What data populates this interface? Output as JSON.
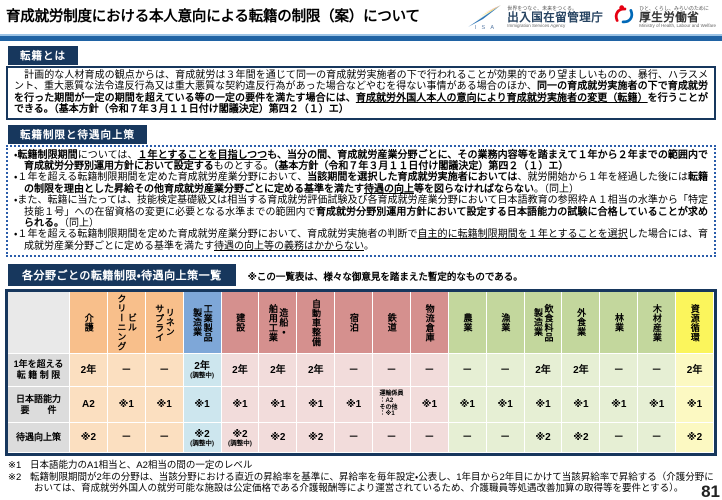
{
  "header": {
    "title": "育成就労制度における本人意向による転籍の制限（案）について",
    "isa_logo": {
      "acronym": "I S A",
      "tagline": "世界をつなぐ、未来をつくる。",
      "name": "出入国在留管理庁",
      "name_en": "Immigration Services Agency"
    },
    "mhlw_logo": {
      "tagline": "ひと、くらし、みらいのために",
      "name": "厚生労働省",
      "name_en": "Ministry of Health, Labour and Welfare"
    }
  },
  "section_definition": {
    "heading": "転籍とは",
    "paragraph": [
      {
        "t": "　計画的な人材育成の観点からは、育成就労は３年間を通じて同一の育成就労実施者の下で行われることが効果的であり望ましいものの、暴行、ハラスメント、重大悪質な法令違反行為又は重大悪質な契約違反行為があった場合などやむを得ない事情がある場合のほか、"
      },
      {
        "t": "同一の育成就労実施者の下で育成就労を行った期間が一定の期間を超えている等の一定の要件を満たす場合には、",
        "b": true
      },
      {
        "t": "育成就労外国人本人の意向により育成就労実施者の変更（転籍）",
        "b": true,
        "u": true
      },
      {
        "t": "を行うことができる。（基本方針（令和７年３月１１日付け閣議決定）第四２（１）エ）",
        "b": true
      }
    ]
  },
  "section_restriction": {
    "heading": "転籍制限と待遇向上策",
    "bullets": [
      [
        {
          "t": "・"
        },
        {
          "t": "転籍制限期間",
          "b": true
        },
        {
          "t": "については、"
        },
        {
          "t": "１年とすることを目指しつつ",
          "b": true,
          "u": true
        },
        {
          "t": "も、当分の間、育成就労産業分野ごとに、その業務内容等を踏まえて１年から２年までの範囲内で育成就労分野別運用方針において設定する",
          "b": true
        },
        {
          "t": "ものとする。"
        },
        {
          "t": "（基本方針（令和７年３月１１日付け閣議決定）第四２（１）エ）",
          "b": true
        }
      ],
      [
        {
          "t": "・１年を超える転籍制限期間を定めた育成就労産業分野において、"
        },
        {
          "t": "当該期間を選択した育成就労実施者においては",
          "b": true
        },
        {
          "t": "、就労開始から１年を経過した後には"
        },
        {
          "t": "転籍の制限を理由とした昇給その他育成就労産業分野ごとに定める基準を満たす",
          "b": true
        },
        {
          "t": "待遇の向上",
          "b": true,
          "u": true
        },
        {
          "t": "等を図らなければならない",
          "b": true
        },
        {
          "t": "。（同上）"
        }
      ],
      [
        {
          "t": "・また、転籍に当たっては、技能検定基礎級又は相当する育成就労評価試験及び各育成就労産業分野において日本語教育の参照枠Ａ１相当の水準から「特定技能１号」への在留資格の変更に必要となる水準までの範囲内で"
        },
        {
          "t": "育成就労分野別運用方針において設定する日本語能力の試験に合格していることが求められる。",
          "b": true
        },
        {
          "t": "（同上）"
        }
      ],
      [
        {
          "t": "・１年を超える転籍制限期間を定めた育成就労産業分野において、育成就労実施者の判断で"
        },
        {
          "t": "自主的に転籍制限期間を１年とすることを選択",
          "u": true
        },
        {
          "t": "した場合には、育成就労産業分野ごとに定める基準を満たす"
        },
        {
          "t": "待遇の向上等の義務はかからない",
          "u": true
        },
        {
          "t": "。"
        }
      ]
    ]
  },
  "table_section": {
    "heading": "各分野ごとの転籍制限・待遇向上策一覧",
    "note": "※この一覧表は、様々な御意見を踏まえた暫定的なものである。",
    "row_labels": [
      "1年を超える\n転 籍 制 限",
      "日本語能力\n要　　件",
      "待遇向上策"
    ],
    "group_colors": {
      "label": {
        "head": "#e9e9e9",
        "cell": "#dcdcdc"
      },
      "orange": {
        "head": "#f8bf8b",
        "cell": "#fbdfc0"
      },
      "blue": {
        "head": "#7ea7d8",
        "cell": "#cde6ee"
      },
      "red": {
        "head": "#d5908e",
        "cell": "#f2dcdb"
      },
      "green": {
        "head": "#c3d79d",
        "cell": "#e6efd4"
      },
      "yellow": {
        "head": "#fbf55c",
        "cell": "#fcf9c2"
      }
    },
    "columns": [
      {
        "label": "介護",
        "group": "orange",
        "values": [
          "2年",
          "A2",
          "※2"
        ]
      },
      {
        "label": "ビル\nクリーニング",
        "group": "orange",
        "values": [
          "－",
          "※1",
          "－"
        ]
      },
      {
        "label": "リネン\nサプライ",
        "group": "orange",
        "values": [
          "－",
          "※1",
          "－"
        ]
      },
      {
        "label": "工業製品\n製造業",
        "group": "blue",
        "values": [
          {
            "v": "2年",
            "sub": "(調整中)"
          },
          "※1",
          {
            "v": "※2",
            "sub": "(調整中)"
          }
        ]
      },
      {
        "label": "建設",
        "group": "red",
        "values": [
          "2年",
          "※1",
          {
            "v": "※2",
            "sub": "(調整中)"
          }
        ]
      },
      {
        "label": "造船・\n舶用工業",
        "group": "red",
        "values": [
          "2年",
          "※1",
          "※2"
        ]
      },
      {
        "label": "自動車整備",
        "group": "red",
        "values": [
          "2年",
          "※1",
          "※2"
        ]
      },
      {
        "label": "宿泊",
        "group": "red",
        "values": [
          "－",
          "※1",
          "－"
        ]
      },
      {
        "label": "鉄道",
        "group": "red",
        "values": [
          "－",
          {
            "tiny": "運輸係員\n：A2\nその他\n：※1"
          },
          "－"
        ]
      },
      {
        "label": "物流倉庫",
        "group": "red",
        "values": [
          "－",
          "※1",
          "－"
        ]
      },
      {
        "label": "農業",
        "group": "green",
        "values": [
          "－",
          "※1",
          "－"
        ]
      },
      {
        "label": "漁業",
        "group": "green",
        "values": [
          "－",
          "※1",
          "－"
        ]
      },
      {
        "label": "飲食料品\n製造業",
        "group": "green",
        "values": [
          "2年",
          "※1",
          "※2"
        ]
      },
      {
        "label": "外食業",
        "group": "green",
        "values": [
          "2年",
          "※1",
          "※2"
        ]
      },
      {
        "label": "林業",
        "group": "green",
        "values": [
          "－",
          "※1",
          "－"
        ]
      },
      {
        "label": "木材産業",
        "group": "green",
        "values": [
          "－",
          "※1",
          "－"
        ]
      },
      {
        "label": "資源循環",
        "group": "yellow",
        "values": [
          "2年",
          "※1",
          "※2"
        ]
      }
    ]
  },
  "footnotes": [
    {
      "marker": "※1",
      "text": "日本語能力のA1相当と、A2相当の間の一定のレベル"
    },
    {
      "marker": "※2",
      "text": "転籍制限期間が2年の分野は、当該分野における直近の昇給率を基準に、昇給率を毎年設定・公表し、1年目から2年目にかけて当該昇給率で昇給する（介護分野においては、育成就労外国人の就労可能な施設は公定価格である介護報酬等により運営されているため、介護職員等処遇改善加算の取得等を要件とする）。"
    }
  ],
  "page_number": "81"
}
--
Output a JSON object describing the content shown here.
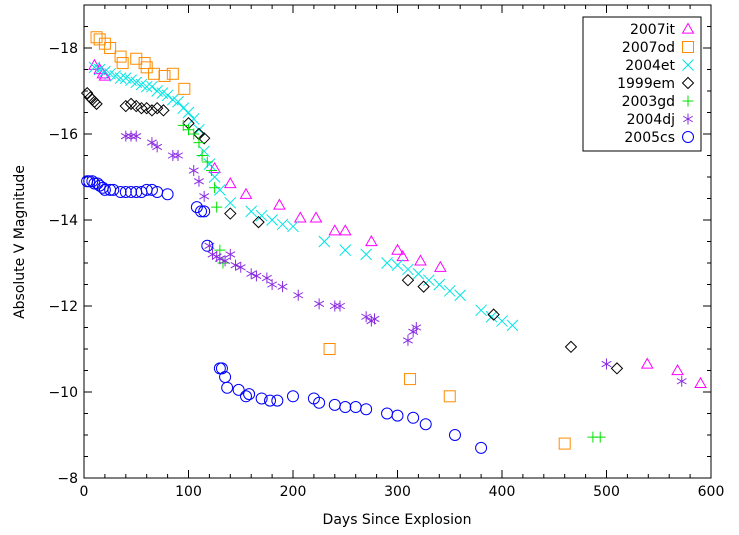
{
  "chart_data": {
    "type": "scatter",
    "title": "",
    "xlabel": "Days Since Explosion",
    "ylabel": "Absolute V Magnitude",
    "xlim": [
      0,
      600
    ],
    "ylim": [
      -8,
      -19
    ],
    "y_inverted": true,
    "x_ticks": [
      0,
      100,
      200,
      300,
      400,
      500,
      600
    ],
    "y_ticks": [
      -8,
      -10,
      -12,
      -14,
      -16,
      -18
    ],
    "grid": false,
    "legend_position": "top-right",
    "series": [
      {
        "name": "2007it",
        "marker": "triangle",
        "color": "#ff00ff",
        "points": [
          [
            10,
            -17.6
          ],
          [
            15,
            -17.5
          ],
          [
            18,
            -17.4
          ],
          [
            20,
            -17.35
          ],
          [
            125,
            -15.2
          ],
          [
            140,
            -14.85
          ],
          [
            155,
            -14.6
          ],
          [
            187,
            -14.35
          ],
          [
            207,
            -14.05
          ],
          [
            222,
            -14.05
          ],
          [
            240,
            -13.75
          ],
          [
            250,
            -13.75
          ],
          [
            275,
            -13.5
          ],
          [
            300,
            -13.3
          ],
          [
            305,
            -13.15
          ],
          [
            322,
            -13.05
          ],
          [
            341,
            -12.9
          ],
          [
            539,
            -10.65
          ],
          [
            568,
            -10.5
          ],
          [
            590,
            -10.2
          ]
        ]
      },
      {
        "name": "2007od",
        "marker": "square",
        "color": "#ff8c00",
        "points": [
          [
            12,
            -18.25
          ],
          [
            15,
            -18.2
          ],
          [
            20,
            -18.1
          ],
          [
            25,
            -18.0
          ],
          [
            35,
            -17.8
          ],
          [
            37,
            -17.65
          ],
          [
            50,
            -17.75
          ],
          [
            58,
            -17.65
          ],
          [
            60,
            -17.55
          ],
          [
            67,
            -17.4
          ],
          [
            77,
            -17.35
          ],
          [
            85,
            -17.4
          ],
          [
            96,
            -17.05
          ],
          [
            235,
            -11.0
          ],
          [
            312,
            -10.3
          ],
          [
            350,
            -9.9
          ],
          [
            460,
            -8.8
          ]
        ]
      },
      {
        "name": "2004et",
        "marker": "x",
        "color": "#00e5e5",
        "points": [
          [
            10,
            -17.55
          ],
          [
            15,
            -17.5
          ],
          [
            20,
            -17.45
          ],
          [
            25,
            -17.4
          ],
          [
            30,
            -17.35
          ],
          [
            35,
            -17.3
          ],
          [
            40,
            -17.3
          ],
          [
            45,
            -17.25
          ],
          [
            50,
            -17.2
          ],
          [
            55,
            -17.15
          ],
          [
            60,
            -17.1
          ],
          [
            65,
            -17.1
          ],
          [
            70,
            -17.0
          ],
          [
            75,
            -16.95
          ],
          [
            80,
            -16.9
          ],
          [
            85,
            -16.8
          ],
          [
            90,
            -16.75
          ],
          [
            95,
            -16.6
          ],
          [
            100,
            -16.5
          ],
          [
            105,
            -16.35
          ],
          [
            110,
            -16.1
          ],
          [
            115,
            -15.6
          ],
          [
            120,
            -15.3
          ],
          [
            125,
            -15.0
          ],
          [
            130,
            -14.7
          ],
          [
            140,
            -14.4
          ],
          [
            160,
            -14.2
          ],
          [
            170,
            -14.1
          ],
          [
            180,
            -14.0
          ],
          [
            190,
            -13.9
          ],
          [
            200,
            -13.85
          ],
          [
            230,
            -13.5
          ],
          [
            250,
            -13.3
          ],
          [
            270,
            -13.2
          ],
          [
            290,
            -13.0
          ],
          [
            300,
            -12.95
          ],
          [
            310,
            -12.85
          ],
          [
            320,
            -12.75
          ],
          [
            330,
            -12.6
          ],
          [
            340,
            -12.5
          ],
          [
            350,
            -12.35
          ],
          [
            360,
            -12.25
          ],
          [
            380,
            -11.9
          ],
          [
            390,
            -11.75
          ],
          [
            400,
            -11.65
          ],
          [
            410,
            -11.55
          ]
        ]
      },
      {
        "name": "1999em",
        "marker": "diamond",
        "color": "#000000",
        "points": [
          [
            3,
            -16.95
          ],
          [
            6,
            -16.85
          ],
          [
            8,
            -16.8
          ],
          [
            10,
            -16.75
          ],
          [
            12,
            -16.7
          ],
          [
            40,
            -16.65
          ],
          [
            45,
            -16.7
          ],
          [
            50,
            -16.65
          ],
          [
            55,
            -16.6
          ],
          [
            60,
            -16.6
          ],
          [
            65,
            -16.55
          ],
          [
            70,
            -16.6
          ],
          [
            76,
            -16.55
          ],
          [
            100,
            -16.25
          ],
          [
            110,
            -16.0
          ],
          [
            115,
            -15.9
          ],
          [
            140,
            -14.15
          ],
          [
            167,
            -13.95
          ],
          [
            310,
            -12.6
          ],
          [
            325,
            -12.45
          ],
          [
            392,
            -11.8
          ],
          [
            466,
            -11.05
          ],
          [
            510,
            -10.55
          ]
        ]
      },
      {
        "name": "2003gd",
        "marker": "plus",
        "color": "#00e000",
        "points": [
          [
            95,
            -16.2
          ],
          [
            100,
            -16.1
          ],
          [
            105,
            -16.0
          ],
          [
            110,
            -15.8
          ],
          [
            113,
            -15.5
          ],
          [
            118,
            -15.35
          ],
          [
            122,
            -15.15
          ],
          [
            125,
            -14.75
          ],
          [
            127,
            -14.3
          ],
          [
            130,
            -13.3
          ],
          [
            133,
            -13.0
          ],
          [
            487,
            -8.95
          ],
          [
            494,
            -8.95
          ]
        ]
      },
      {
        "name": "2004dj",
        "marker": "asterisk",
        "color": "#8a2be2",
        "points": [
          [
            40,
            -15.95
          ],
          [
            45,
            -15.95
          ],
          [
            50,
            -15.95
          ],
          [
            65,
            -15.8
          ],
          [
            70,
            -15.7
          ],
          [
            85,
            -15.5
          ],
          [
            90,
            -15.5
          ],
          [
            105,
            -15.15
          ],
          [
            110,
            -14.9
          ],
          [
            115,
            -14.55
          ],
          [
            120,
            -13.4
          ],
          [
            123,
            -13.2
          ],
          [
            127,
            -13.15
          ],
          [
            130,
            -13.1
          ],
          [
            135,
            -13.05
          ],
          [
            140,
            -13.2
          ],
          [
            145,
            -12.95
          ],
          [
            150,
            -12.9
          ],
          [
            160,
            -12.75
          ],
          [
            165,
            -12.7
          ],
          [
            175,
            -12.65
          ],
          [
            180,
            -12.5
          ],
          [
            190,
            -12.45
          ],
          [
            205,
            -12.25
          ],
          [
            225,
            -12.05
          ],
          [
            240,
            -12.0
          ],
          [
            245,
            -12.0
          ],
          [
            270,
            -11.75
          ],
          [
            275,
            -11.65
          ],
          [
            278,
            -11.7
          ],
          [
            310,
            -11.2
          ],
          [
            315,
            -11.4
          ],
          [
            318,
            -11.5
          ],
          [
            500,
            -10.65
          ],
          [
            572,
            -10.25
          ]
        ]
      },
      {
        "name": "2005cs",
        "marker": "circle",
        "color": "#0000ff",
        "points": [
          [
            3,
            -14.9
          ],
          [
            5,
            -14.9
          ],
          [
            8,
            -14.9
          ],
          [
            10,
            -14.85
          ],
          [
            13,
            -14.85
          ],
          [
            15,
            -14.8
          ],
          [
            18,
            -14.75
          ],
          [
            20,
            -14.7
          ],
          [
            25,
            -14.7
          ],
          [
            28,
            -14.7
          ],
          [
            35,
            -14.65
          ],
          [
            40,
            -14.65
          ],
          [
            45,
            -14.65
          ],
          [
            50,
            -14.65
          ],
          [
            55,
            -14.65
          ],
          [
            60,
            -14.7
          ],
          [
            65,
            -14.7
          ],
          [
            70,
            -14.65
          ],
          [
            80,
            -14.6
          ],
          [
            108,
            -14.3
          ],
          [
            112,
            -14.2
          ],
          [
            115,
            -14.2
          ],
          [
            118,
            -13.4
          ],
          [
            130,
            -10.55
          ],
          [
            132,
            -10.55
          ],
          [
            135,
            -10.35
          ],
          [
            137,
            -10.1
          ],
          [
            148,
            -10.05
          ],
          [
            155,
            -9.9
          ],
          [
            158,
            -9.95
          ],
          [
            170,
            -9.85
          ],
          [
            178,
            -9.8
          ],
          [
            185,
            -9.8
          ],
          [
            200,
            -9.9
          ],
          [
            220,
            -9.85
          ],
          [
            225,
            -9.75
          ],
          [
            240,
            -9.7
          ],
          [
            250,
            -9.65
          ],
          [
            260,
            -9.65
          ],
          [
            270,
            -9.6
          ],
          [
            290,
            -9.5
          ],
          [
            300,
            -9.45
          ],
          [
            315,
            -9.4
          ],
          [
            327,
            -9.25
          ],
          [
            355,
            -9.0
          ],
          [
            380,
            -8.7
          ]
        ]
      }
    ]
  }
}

== Problem description ==
In the entries above, identify each line that includes the string "text", then copy it.

== Final answer ==
      "text": "日本語能力のA1相当と、A2相当の間の一定のレベル"
      "text": "転籍制限期間が2年の分野は、当該分野における直近の昇給率を基準に、昇給率を毎年設定・公表し、1年目から2年目にかけて当該昇給率で昇給する（介護分野においては、育成就労外国人の就労可能な施設は公定価格である介護報酬等により運営されているため、介護職員等処遇改善加算の取得等を要件とする）。"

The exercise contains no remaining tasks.